Spatial layout entries:
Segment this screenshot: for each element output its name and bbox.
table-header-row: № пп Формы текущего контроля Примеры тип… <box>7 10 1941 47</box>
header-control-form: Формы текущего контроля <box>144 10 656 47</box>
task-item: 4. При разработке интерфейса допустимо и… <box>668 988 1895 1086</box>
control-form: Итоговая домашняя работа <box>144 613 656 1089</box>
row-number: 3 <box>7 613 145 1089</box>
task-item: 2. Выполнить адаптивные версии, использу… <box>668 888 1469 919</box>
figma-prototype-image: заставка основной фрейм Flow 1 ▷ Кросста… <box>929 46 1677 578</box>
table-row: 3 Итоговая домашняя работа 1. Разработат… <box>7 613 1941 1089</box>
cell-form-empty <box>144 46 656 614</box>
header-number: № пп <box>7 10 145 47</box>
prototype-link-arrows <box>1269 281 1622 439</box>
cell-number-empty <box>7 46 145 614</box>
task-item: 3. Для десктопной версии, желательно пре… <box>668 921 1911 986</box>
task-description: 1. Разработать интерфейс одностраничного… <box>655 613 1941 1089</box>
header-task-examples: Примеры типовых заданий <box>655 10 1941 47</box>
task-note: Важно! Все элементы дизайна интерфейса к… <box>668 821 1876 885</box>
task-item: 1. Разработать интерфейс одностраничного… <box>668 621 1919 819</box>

● **EXERCISE OBJECTIVE**
Rewrite the material above with every instance of "screenshot" changed to "image", leaving everything else untouched.

● **EXERCISE OUTPUT**
Segment this image: for each element output its name and bbox.
table-header-row: № пп Формы текущего контроля Примеры тип… <box>7 10 1941 47</box>
header-control-form: Формы текущего контроля <box>144 10 656 47</box>
task-item: 4. При разработке интерфейса допустимо и… <box>668 988 1895 1086</box>
control-form: Итоговая домашняя работа <box>144 613 656 1089</box>
row-number: 3 <box>7 613 145 1089</box>
task-item: 2. Выполнить адаптивные версии, использу… <box>668 888 1469 919</box>
figma-prototype-image: заставка основной фрейм Flow 1 ▷ Кросста… <box>929 46 1677 578</box>
table-row: 3 Итоговая домашняя работа 1. Разработат… <box>7 613 1941 1089</box>
cell-form-empty <box>144 46 656 614</box>
header-number: № пп <box>7 10 145 47</box>
prototype-link-arrows <box>1269 281 1622 439</box>
cell-number-empty <box>7 46 145 614</box>
task-item: 3. Для десктопной версии, желательно пре… <box>668 921 1911 986</box>
task-description: 1. Разработать интерфейс одностраничного… <box>655 613 1941 1089</box>
header-task-examples: Примеры типовых заданий <box>655 10 1941 47</box>
task-note: Важно! Все элементы дизайна интерфейса к… <box>668 821 1876 885</box>
task-item: 1. Разработать интерфейс одностраничного… <box>668 621 1919 819</box>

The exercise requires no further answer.